Figure collection entries:
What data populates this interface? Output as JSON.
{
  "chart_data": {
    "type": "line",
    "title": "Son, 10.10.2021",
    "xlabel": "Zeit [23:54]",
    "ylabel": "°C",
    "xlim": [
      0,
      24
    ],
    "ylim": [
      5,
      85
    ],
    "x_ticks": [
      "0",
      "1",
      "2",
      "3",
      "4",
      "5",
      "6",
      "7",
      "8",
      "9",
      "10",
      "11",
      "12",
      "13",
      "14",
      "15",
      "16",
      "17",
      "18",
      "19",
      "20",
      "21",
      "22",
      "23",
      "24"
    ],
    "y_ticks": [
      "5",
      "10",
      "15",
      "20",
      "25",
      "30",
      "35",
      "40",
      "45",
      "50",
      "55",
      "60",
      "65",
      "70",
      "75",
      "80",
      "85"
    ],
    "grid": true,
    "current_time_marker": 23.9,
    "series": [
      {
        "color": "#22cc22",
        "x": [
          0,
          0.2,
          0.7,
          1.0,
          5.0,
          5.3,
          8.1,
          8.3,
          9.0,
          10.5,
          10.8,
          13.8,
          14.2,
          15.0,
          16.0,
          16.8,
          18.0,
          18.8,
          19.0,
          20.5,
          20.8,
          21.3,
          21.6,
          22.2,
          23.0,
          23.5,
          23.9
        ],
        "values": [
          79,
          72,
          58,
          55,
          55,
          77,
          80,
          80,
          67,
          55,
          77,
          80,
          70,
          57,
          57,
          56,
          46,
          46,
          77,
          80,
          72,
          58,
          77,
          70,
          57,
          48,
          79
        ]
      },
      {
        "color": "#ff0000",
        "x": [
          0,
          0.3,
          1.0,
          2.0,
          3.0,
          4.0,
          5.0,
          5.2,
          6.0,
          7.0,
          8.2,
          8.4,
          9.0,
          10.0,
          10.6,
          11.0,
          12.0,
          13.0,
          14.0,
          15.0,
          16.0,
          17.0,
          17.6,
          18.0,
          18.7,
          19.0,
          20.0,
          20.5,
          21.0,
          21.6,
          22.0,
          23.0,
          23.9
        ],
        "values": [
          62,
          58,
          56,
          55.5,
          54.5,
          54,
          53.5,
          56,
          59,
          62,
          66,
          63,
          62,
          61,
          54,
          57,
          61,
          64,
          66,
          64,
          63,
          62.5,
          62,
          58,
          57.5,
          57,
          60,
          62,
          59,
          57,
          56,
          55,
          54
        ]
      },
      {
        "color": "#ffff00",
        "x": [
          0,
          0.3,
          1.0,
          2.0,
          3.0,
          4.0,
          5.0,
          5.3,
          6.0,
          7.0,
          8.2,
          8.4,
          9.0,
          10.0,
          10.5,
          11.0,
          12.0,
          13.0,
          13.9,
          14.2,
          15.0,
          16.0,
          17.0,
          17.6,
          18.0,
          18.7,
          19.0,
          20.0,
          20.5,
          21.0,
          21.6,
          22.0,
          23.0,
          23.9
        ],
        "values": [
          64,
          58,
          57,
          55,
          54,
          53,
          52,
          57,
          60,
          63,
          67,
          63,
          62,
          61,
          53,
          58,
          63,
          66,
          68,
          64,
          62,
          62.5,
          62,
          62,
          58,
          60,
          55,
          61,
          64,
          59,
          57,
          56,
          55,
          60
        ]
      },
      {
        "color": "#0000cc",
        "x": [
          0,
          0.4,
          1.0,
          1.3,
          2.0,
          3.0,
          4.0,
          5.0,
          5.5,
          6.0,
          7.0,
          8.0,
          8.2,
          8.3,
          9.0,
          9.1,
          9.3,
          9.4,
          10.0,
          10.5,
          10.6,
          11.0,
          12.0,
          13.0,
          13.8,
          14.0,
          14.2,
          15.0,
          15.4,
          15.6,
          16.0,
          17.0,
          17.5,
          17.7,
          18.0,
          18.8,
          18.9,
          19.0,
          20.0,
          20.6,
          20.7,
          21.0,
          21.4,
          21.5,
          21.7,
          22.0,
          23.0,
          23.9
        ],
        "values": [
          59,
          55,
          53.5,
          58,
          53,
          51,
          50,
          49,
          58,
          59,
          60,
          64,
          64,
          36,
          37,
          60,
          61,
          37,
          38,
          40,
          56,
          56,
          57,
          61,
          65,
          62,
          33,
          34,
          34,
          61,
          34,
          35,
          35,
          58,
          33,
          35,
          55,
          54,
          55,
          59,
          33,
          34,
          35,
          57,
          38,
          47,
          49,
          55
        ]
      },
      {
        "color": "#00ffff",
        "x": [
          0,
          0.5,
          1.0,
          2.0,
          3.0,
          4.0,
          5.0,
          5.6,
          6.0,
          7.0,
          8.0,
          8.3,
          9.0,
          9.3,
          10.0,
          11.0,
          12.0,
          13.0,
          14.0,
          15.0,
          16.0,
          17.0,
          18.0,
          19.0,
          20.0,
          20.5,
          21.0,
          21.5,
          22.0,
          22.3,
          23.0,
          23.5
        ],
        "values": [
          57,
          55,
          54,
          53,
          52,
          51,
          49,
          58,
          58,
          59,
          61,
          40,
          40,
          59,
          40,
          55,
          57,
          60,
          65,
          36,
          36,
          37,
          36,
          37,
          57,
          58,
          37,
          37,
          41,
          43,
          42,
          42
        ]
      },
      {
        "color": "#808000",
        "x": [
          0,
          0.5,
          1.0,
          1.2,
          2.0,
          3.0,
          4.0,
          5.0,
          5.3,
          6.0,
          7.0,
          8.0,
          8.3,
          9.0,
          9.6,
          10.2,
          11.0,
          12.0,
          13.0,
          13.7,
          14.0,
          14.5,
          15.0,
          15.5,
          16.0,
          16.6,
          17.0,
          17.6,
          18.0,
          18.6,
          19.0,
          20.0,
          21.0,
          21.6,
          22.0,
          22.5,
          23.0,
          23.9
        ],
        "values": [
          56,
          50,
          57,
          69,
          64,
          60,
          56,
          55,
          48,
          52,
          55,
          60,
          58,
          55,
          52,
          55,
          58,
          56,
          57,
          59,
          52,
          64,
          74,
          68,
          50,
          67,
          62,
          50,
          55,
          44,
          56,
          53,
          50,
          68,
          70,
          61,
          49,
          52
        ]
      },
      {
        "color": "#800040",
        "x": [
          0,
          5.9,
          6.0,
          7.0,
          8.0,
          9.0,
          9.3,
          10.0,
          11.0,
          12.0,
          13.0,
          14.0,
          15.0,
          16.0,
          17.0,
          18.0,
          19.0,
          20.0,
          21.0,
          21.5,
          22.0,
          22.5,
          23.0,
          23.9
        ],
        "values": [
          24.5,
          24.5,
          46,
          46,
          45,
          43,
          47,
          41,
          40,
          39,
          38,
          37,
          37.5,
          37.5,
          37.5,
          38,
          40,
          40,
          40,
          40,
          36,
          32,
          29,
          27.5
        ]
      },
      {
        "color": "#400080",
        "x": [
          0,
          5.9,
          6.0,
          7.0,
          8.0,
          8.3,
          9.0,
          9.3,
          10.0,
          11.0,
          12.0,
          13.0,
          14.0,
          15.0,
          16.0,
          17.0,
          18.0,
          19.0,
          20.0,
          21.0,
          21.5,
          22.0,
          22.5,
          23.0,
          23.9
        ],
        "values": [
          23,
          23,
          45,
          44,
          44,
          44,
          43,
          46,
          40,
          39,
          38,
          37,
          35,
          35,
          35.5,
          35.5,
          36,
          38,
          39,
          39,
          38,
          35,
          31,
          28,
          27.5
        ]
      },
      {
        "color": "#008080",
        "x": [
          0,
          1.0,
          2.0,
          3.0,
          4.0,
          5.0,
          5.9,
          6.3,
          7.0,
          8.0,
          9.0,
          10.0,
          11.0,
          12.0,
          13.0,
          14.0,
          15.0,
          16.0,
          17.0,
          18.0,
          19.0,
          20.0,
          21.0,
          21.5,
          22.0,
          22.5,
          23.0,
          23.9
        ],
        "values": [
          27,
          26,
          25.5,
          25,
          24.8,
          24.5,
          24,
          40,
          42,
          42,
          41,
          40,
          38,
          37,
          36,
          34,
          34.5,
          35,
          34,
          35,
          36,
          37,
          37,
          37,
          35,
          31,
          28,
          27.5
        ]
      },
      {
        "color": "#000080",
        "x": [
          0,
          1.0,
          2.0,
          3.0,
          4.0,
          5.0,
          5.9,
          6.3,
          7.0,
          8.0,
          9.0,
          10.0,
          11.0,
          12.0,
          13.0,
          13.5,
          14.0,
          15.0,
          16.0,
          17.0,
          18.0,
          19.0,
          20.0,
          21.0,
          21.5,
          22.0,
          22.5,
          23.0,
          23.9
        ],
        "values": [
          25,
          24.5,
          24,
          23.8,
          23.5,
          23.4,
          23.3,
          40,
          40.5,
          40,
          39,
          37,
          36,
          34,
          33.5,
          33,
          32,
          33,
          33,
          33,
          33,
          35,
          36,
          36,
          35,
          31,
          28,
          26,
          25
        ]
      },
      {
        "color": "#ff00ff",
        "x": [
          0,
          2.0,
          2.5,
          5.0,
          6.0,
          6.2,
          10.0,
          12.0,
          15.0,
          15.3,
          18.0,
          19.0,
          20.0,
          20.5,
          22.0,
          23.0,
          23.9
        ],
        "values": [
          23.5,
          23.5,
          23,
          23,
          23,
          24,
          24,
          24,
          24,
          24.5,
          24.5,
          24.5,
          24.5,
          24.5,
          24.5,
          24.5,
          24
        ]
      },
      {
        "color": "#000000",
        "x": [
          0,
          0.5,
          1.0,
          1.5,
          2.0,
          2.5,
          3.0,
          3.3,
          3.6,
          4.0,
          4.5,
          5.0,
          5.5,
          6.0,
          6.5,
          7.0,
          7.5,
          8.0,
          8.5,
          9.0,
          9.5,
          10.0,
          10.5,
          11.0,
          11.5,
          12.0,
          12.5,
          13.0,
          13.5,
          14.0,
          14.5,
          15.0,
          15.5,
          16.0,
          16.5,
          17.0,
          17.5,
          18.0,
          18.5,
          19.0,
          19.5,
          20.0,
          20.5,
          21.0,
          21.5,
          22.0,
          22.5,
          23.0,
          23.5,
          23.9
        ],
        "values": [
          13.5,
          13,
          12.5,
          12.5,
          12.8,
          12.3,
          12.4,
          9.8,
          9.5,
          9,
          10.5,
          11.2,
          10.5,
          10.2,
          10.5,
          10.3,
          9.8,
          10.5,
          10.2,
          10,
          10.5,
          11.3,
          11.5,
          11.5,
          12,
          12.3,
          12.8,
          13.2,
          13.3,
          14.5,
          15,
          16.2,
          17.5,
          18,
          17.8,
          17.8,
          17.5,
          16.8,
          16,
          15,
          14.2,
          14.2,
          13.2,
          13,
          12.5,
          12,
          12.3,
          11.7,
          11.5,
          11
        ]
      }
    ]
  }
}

▸ **Task objective**:
Of the lines in the records, determine how many contain the word "color", and report that number alone.

▸ **The reply**:
12